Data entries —
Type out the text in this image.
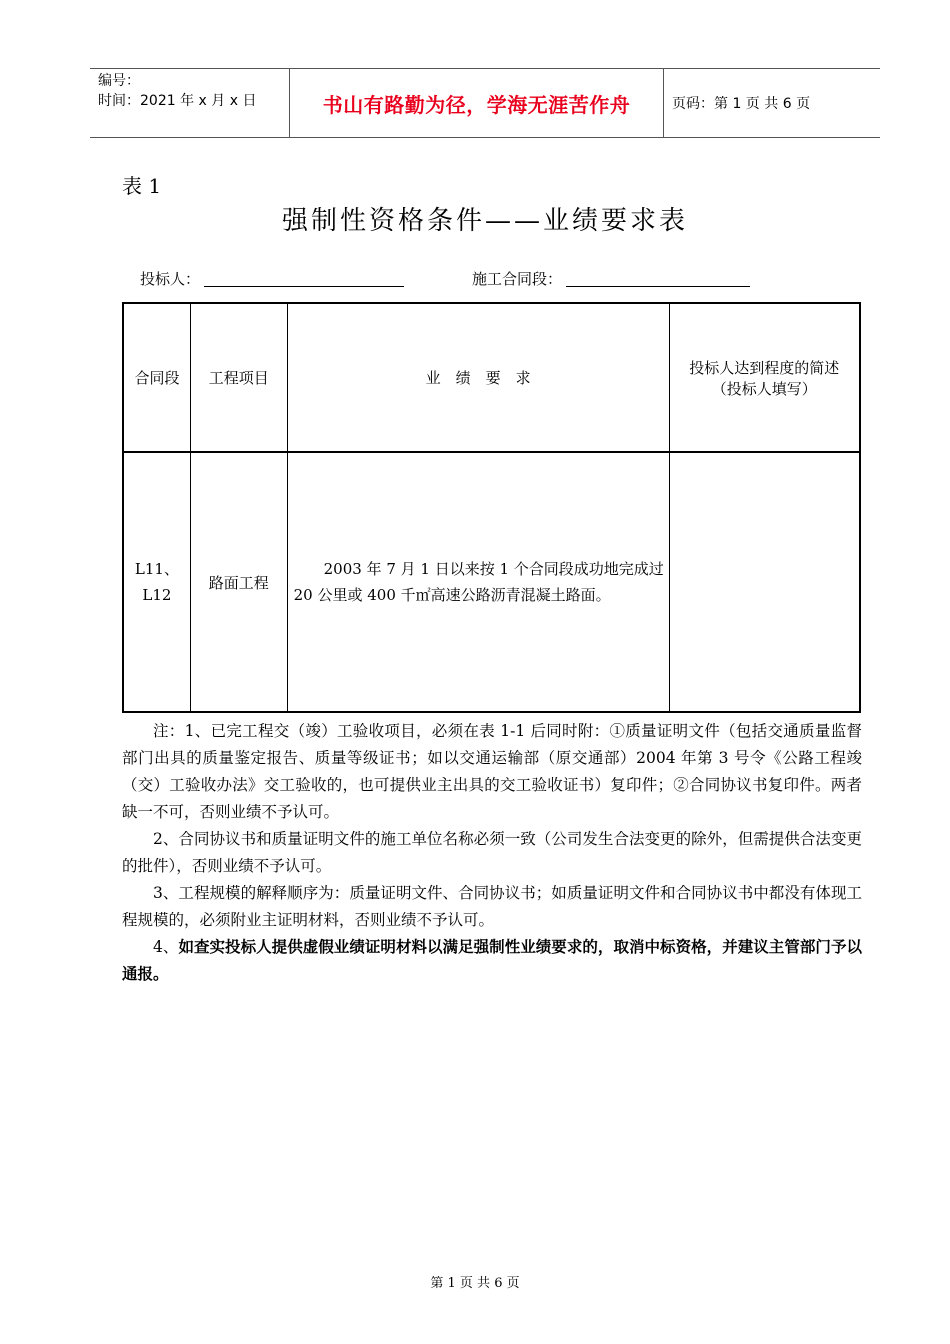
编号：
时间：2021 年 x 月 x 日	书山有路勤为径，学海无涯苦作舟	页码：第 1 页 共 6 页
表 1
强制性资格条件——业绩要求表
投标人：	施工合同段：
合同段	工程项目	业　绩　要　求	投标人达到程度的简述
（投标人填写）

L11、
L12	路面工程	2003 年 7 月 1 日以来按 1 个合同段成功地完成过 20 公里或 400 千㎡高速公路沥青混凝土路面。	

注：1、已完工程交（竣）工验收项目，必须在表 1-1 后同时附：①质量证明文件（包括交通质量监督部门出具的质量鉴定报告、质量等级证书；如以交通运输部（原交通部）2004 年第 3 号令《公路工程竣（交）工验收办法》交工验收的，也可提供业主出具的交工验收证书）复印件；②合同协议书复印件。两者缺一不可，否则业绩不予认可。

2、合同协议书和质量证明文件的施工单位名称必须一致（公司发生合法变更的除外，但需提供合法变更的批件），否则业绩不予认可。

3、工程规模的解释顺序为：质量证明文件、合同协议书；如质量证明文件和合同协议书中都没有体现工程规模的，必须附业主证明材料，否则业绩不予认可。

4、如查实投标人提供虚假业绩证明材料以满足强制性业绩要求的，取消中标资格，并建议主管部门予以通报。

第 1 页 共 6 页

What to produce —
Give all the entries again exactly, dropping each picture.

Reply to the task —
Type out the text in this image.
编号：
时间：2021 年 x 月 x 日	书山有路勤为径，学海无涯苦作舟	页码：第 1 页 共 6 页
表 1
强制性资格条件——业绩要求表
投标人：	施工合同段：
合同段	工程项目	业　绩　要　求	投标人达到程度的简述
（投标人填写）

L11、
L12	路面工程	2003 年 7 月 1 日以来按 1 个合同段成功地完成过 20 公里或 400 千㎡高速公路沥青混凝土路面。	

注：1、已完工程交（竣）工验收项目，必须在表 1-1 后同时附：①质量证明文件（包括交通质量监督部门出具的质量鉴定报告、质量等级证书；如以交通运输部（原交通部）2004 年第 3 号令《公路工程竣（交）工验收办法》交工验收的，也可提供业主出具的交工验收证书）复印件；②合同协议书复印件。两者缺一不可，否则业绩不予认可。

2、合同协议书和质量证明文件的施工单位名称必须一致（公司发生合法变更的除外，但需提供合法变更的批件），否则业绩不予认可。

3、工程规模的解释顺序为：质量证明文件、合同协议书；如质量证明文件和合同协议书中都没有体现工程规模的，必须附业主证明材料，否则业绩不予认可。

4、如查实投标人提供虚假业绩证明材料以满足强制性业绩要求的，取消中标资格，并建议主管部门予以通报。

第 1 页 共 6 页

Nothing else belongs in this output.